AIM: Repeat every line of the entries below verbatim, leaving out the pictures.

[Element boundary entries]
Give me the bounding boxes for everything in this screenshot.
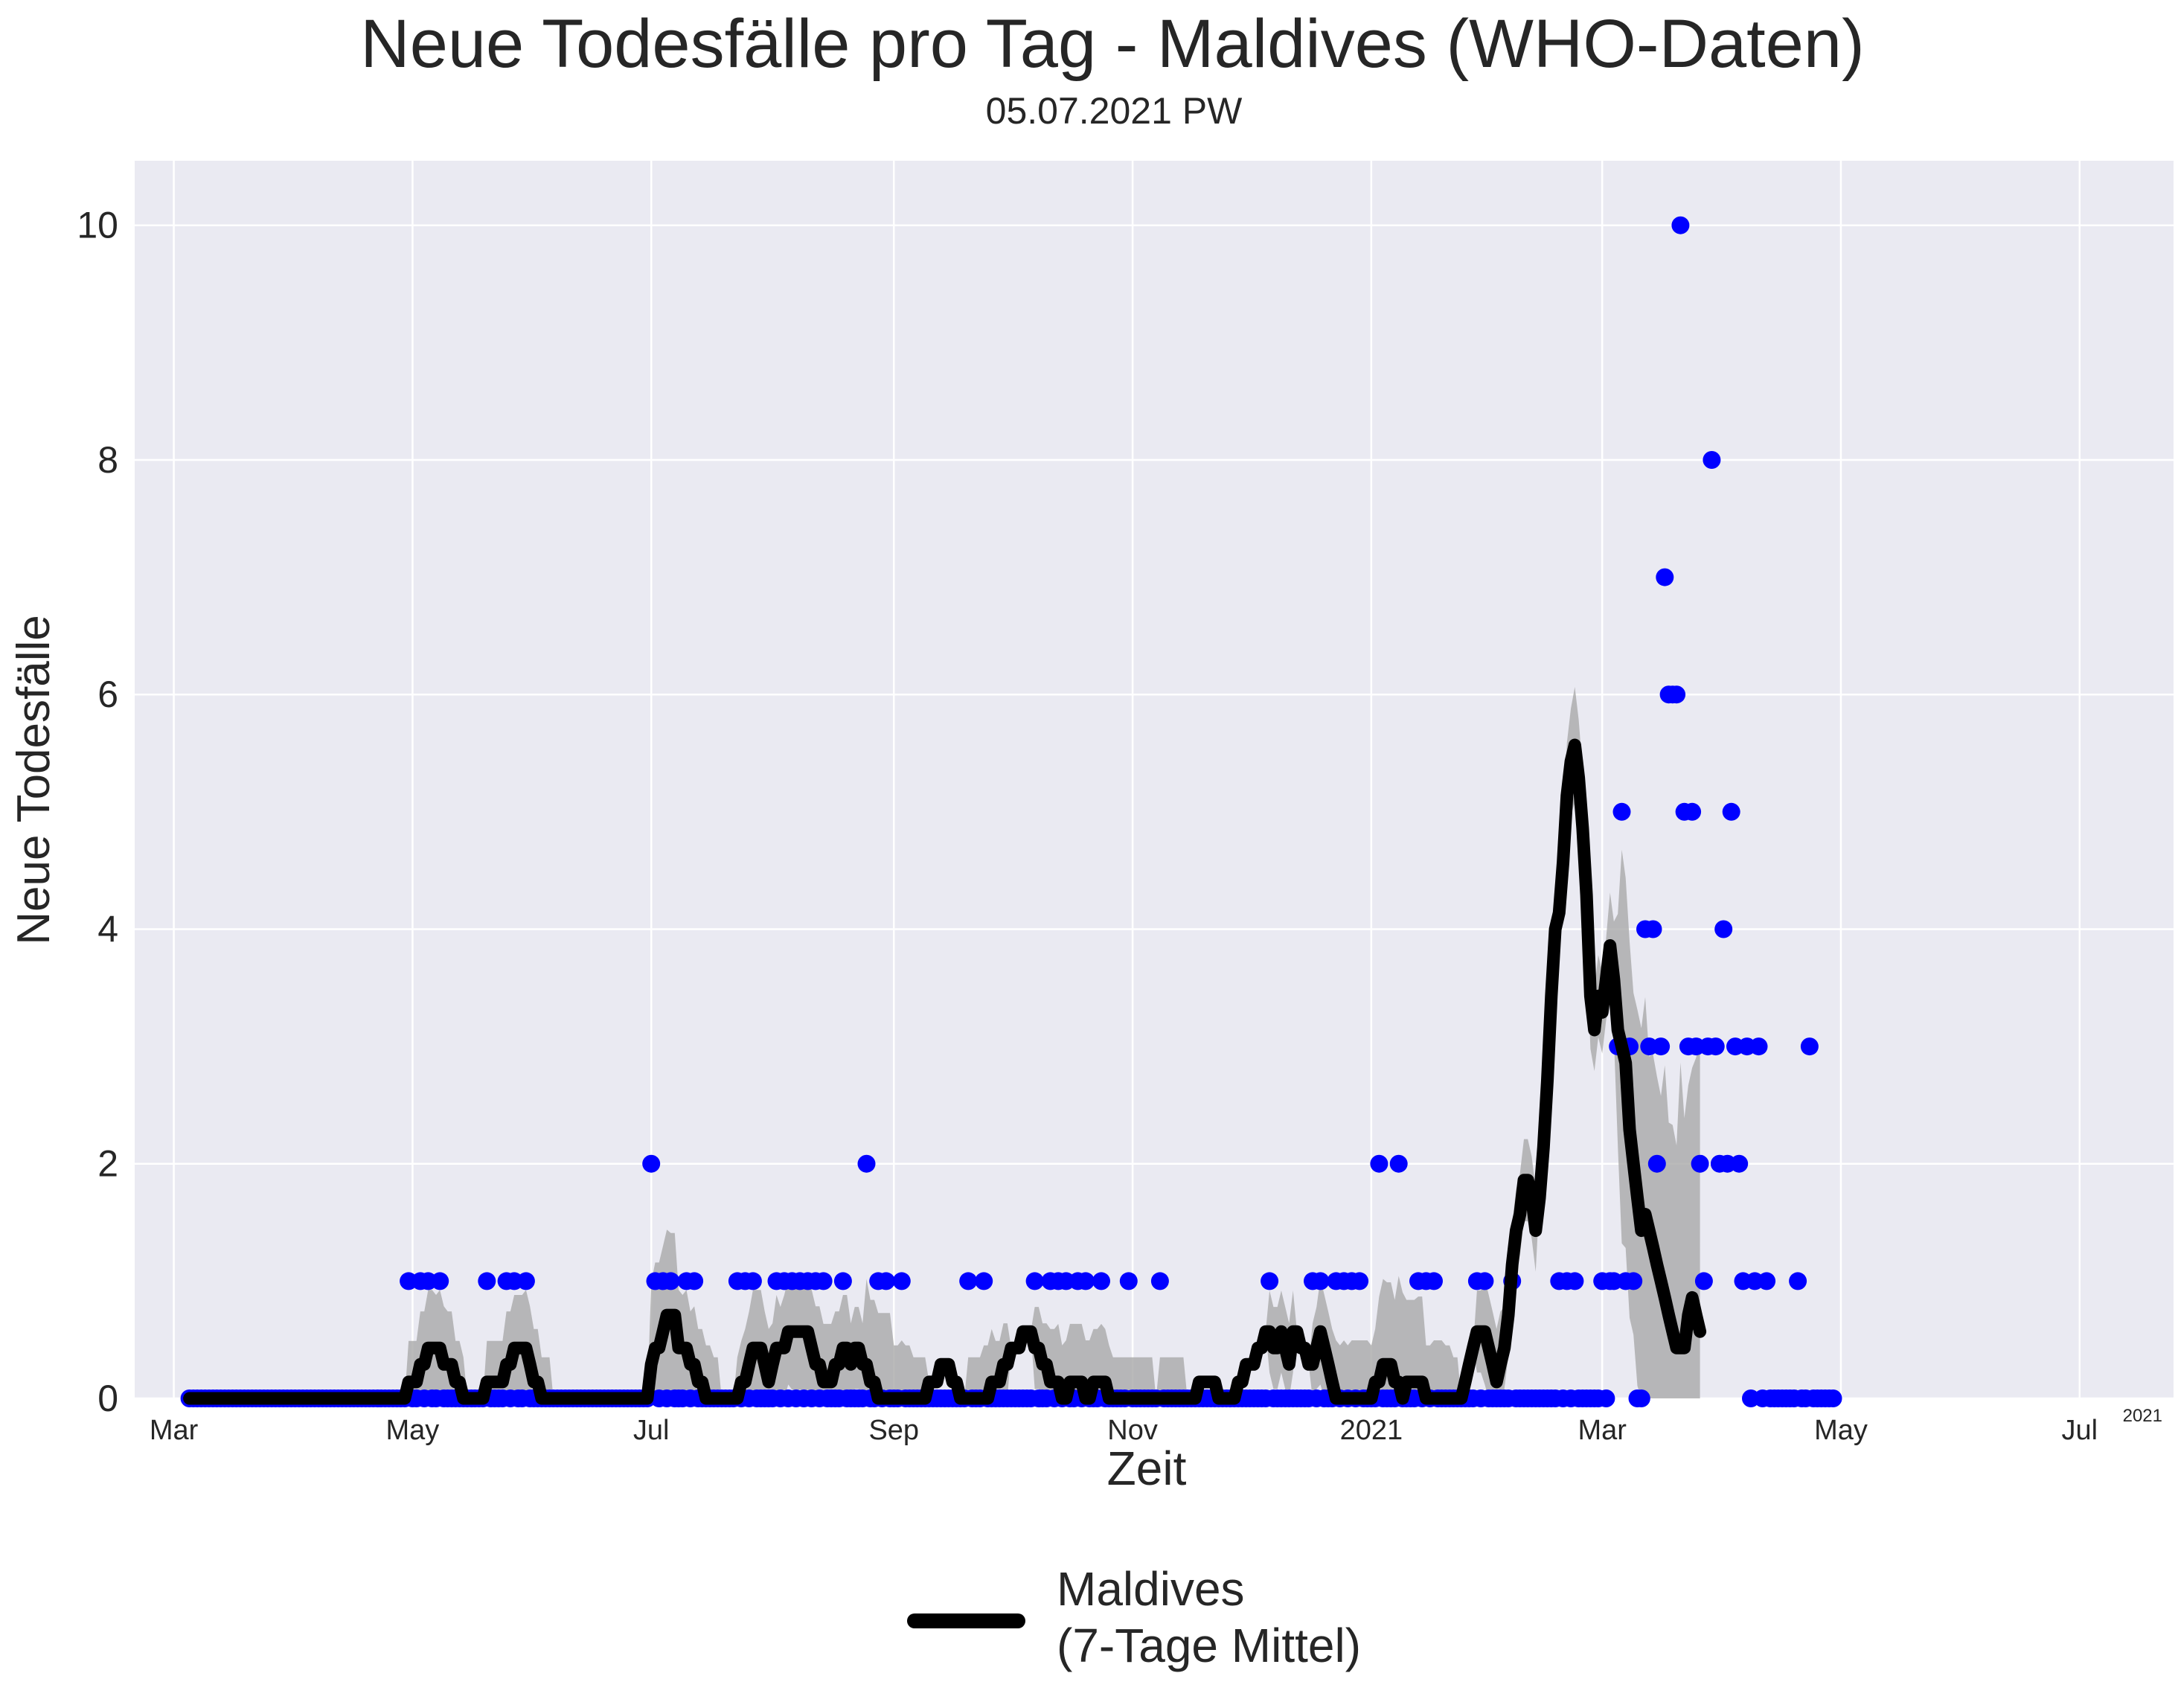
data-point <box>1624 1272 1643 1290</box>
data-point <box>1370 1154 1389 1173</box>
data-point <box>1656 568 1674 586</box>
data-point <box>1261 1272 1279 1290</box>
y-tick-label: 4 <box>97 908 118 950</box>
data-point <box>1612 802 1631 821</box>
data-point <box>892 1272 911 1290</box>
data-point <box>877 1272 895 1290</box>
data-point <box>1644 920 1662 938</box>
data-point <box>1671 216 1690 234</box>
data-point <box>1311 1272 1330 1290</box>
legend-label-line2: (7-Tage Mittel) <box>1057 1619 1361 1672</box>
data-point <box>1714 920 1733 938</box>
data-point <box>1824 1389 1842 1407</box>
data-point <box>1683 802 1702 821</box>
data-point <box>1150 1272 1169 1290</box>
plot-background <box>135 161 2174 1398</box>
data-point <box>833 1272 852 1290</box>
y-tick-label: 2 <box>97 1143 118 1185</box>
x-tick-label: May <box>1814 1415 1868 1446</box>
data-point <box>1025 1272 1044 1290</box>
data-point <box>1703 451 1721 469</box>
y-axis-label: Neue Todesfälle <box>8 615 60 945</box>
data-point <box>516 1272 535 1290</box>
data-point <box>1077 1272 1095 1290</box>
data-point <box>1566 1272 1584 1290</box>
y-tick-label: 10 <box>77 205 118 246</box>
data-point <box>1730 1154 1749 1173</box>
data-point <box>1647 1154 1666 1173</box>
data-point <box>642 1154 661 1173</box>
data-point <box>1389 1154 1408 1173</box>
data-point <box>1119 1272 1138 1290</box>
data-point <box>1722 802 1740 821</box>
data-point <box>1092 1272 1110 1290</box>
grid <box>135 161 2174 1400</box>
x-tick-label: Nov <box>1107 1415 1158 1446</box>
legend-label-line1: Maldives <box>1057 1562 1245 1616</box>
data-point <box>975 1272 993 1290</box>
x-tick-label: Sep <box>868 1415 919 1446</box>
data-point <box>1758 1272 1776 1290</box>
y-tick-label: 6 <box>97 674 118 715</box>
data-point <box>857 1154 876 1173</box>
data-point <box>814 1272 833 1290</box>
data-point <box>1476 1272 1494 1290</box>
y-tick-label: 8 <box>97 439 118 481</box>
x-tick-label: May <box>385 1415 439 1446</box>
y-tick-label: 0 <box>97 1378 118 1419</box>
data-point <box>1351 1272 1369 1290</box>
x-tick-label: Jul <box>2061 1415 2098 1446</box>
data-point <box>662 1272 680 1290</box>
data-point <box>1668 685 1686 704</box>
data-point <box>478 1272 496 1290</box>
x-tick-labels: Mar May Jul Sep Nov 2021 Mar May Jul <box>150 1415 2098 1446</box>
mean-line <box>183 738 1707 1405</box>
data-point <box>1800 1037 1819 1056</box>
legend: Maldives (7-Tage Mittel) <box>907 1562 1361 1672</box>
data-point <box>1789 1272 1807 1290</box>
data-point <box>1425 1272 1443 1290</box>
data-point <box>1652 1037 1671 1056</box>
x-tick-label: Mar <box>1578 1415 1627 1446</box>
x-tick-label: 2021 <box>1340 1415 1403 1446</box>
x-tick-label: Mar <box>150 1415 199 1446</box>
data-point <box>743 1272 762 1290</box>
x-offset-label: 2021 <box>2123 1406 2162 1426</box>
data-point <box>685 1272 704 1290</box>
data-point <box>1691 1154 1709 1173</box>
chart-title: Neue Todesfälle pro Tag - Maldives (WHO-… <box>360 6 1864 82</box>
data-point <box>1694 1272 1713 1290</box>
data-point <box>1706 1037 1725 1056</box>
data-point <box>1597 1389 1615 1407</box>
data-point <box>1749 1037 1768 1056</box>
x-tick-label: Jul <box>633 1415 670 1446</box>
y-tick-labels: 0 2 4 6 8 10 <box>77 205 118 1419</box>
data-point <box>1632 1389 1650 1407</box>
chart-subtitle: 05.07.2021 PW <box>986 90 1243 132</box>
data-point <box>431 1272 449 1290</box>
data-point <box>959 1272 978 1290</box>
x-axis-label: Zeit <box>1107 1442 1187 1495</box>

EXPECTED OUTPUT:
Give me the bounding boxes for everything in this screenshot.
data-point <box>1624 1272 1643 1290</box>
data-point <box>1370 1154 1389 1173</box>
data-point <box>1656 568 1674 586</box>
data-point <box>1261 1272 1279 1290</box>
y-tick-label: 4 <box>97 908 118 950</box>
data-point <box>1612 802 1631 821</box>
data-point <box>892 1272 911 1290</box>
data-point <box>877 1272 895 1290</box>
data-point <box>1644 920 1662 938</box>
data-point <box>1671 216 1690 234</box>
data-point <box>1311 1272 1330 1290</box>
legend-label-line2: (7-Tage Mittel) <box>1057 1619 1361 1672</box>
data-point <box>1714 920 1733 938</box>
data-point <box>1824 1389 1842 1407</box>
data-point <box>1683 802 1702 821</box>
data-point <box>1150 1272 1169 1290</box>
plot-background <box>135 161 2174 1398</box>
data-point <box>833 1272 852 1290</box>
y-tick-label: 2 <box>97 1143 118 1185</box>
x-tick-label: May <box>1814 1415 1868 1446</box>
data-point <box>1025 1272 1044 1290</box>
data-point <box>1703 451 1721 469</box>
y-axis-label: Neue Todesfälle <box>8 615 60 945</box>
data-point <box>516 1272 535 1290</box>
data-point <box>1077 1272 1095 1290</box>
data-point <box>1566 1272 1584 1290</box>
y-tick-label: 10 <box>77 205 118 246</box>
data-point <box>1730 1154 1749 1173</box>
data-point <box>1647 1154 1666 1173</box>
data-point <box>642 1154 661 1173</box>
data-point <box>1389 1154 1408 1173</box>
data-point <box>1119 1272 1138 1290</box>
data-point <box>1722 802 1740 821</box>
data-point <box>1092 1272 1110 1290</box>
grid <box>135 161 2174 1400</box>
x-tick-label: Nov <box>1107 1415 1158 1446</box>
legend-label-line1: Maldives <box>1057 1562 1245 1616</box>
data-point <box>975 1272 993 1290</box>
x-tick-label: Sep <box>868 1415 919 1446</box>
data-point <box>1758 1272 1776 1290</box>
y-tick-label: 6 <box>97 674 118 715</box>
data-point <box>857 1154 876 1173</box>
data-point <box>814 1272 833 1290</box>
data-point <box>1476 1272 1494 1290</box>
y-tick-label: 8 <box>97 439 118 481</box>
x-tick-label: May <box>385 1415 439 1446</box>
y-tick-label: 0 <box>97 1378 118 1419</box>
data-point <box>1351 1272 1369 1290</box>
x-tick-label: Jul <box>2061 1415 2098 1446</box>
data-point <box>662 1272 680 1290</box>
data-point <box>1668 685 1686 704</box>
data-point <box>478 1272 496 1290</box>
x-tick-labels: Mar May Jul Sep Nov 2021 Mar May Jul <box>150 1415 2098 1446</box>
mean-line <box>183 738 1707 1405</box>
data-point <box>1800 1037 1819 1056</box>
legend: Maldives (7-Tage Mittel) <box>907 1562 1361 1672</box>
data-point <box>1789 1272 1807 1290</box>
data-point <box>1425 1272 1443 1290</box>
data-point <box>1652 1037 1671 1056</box>
x-tick-label: Mar <box>1578 1415 1627 1446</box>
x-tick-label: 2021 <box>1340 1415 1403 1446</box>
x-tick-label: Mar <box>150 1415 199 1446</box>
data-point <box>743 1272 762 1290</box>
x-offset-label: 2021 <box>2123 1406 2162 1426</box>
data-point <box>685 1272 704 1290</box>
data-point <box>1691 1154 1709 1173</box>
chart-title: Neue Todesfälle pro Tag - Maldives (WHO-… <box>360 6 1864 82</box>
data-point <box>1694 1272 1713 1290</box>
data-point <box>1706 1037 1725 1056</box>
data-point <box>1597 1389 1615 1407</box>
data-point <box>1749 1037 1768 1056</box>
x-tick-label: Jul <box>633 1415 670 1446</box>
y-tick-labels: 0 2 4 6 8 10 <box>77 205 118 1419</box>
data-point <box>1632 1389 1650 1407</box>
chart-subtitle: 05.07.2021 PW <box>986 90 1243 132</box>
data-point <box>431 1272 449 1290</box>
data-point <box>959 1272 978 1290</box>
x-axis-label: Zeit <box>1107 1442 1187 1495</box>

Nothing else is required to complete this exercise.